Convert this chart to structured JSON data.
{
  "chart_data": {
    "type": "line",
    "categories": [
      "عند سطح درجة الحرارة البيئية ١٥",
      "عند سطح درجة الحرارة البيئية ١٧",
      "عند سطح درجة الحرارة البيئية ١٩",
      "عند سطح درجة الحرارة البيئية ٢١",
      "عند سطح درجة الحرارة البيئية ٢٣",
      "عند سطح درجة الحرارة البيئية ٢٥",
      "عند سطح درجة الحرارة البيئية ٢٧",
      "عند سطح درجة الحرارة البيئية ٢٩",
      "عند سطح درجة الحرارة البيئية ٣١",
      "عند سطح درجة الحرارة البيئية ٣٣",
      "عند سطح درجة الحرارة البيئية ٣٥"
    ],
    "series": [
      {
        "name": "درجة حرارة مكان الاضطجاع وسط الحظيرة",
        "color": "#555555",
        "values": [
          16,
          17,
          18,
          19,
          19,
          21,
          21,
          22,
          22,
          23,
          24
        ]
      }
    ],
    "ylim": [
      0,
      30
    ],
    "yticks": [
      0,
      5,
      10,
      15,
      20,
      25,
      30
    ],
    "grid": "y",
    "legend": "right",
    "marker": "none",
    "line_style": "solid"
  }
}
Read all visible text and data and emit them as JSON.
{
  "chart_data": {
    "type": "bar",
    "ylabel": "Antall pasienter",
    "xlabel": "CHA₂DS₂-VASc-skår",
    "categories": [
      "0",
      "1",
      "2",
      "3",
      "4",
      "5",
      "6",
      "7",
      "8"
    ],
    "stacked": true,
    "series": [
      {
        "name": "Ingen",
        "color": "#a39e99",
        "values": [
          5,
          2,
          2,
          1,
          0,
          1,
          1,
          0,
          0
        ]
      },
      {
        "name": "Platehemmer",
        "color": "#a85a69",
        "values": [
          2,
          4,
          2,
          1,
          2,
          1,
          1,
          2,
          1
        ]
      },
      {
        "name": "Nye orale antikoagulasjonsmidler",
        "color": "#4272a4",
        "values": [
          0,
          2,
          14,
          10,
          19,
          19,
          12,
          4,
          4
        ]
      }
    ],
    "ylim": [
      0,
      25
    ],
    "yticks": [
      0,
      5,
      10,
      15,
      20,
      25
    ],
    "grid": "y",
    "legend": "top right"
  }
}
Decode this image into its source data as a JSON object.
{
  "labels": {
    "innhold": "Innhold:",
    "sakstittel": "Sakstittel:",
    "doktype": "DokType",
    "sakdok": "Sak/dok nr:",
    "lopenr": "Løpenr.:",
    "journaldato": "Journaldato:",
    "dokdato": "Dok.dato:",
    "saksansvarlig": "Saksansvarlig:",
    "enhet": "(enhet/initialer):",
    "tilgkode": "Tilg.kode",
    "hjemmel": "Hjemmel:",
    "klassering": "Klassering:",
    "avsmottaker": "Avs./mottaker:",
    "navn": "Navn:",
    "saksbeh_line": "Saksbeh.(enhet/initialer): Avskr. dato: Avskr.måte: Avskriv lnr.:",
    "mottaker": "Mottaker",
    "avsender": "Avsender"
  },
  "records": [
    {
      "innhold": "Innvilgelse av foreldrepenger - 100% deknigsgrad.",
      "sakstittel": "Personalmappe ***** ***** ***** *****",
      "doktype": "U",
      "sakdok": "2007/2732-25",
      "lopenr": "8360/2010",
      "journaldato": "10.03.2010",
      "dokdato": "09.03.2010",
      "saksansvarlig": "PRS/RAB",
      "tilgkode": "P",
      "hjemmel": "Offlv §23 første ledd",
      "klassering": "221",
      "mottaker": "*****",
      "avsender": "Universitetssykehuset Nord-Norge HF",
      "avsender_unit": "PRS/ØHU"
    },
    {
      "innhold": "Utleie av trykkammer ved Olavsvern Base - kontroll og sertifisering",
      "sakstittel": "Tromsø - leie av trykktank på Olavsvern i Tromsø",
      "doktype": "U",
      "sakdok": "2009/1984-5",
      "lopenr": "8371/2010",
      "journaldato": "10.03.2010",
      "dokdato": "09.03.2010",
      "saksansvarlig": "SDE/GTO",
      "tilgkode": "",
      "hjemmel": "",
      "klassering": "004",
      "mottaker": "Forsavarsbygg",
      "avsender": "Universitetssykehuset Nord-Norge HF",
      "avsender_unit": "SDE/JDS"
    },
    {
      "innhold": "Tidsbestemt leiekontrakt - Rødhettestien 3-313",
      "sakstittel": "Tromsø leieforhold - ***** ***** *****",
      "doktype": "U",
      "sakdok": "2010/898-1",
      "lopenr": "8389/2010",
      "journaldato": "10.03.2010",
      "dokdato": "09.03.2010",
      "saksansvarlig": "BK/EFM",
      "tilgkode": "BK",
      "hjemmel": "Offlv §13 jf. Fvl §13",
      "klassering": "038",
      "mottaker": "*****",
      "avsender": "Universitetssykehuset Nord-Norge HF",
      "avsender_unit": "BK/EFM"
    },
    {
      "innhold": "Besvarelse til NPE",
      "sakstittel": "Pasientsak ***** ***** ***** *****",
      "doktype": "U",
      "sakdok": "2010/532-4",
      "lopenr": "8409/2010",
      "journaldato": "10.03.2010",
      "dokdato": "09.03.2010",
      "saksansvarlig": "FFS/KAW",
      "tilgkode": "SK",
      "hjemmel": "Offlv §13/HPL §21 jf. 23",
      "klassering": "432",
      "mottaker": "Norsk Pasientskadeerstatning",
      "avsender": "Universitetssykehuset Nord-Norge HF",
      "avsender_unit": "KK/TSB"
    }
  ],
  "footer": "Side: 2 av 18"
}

----

_Goal of the exercise:_
Return each line where "color" shows up.

_Task answer:_
        "color": "#555555",
        "color": "#a39e99",
        "color": "#a85a69",
        "color": "#4272a4",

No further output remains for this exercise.